Task description:
Starting at the line that contains "Output a JSON", transcribe every remaining line of the entries exactly, including the last one.

Material provided:
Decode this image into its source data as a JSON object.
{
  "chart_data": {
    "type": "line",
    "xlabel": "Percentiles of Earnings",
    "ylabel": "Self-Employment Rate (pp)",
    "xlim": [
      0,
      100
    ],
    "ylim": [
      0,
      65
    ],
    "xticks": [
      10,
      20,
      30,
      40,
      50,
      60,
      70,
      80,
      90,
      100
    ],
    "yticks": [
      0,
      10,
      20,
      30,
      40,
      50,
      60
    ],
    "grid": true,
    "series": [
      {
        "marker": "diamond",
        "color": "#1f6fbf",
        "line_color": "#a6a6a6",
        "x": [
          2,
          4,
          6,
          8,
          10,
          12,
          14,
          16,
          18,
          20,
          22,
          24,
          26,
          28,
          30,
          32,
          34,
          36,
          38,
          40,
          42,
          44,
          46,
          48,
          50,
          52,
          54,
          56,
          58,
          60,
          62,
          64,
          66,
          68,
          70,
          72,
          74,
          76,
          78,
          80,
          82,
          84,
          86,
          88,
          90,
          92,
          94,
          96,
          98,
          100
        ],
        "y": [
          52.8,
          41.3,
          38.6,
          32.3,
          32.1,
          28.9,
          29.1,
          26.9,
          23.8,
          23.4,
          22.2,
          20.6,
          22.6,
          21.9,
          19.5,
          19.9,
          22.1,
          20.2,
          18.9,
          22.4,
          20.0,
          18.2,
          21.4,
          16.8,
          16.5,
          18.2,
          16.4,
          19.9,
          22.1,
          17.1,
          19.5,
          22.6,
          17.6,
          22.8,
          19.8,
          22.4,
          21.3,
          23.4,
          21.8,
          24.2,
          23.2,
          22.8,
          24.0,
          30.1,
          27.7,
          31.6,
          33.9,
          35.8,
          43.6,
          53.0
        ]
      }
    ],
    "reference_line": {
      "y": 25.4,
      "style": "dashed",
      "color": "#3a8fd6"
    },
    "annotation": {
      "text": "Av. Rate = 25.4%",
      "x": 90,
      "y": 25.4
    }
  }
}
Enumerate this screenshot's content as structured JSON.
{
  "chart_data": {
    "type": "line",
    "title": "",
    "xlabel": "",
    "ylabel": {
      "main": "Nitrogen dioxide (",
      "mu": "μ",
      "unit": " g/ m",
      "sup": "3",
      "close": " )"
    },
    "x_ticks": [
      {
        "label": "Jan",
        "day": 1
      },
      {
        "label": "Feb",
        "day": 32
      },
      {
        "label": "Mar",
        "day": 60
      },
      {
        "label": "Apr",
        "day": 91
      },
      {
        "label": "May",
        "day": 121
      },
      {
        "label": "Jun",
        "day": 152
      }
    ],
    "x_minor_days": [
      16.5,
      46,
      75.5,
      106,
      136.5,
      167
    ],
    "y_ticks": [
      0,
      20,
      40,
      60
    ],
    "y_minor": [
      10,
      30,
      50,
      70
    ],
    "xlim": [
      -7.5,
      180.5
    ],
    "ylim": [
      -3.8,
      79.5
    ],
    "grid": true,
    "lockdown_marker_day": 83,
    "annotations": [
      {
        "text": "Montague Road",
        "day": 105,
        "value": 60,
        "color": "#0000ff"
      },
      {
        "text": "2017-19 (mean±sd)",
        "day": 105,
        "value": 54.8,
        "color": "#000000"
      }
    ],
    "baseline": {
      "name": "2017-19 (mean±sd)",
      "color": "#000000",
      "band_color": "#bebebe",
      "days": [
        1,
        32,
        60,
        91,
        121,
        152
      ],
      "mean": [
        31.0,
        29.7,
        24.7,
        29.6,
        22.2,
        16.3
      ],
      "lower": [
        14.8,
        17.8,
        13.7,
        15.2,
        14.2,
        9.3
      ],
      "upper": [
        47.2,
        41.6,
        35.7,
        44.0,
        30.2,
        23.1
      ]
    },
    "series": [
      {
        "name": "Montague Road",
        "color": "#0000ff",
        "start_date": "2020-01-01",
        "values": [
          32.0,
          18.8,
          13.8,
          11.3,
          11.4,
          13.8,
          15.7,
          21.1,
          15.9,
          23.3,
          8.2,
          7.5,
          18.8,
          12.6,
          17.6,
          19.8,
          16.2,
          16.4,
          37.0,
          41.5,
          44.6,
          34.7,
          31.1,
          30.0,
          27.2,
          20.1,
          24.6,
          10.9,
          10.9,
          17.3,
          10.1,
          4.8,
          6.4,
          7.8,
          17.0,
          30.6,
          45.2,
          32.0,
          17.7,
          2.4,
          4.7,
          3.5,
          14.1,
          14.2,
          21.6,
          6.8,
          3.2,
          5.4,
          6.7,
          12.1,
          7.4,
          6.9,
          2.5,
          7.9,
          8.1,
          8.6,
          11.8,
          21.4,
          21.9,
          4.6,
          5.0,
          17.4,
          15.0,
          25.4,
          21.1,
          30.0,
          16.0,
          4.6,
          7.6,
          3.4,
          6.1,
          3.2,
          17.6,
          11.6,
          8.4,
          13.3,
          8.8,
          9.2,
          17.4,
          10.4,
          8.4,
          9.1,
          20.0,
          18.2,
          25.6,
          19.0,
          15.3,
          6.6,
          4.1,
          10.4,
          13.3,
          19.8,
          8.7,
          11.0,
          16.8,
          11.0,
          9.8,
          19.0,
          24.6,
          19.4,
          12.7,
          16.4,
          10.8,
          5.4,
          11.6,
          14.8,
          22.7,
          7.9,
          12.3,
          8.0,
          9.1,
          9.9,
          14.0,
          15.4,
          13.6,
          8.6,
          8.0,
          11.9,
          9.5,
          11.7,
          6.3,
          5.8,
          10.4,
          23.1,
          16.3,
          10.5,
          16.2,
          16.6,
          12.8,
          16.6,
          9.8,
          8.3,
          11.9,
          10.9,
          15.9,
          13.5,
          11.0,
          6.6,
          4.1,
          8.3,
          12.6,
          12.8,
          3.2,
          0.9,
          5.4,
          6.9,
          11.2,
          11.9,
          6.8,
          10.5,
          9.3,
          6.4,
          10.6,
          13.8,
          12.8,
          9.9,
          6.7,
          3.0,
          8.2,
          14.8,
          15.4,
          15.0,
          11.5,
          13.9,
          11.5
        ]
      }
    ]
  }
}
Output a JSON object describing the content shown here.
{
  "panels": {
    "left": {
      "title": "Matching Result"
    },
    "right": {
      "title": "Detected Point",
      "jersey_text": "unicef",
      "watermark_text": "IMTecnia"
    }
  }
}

Task result:
Output a JSON object describing the content shown here.
{
  "panels": {
    "left": {
      "title": "Matching Result"
    },
    "right": {
      "title": "Detected Point",
      "jersey_text": "unicef",
      "watermark_text": "IMTecnia"
    }
  }
}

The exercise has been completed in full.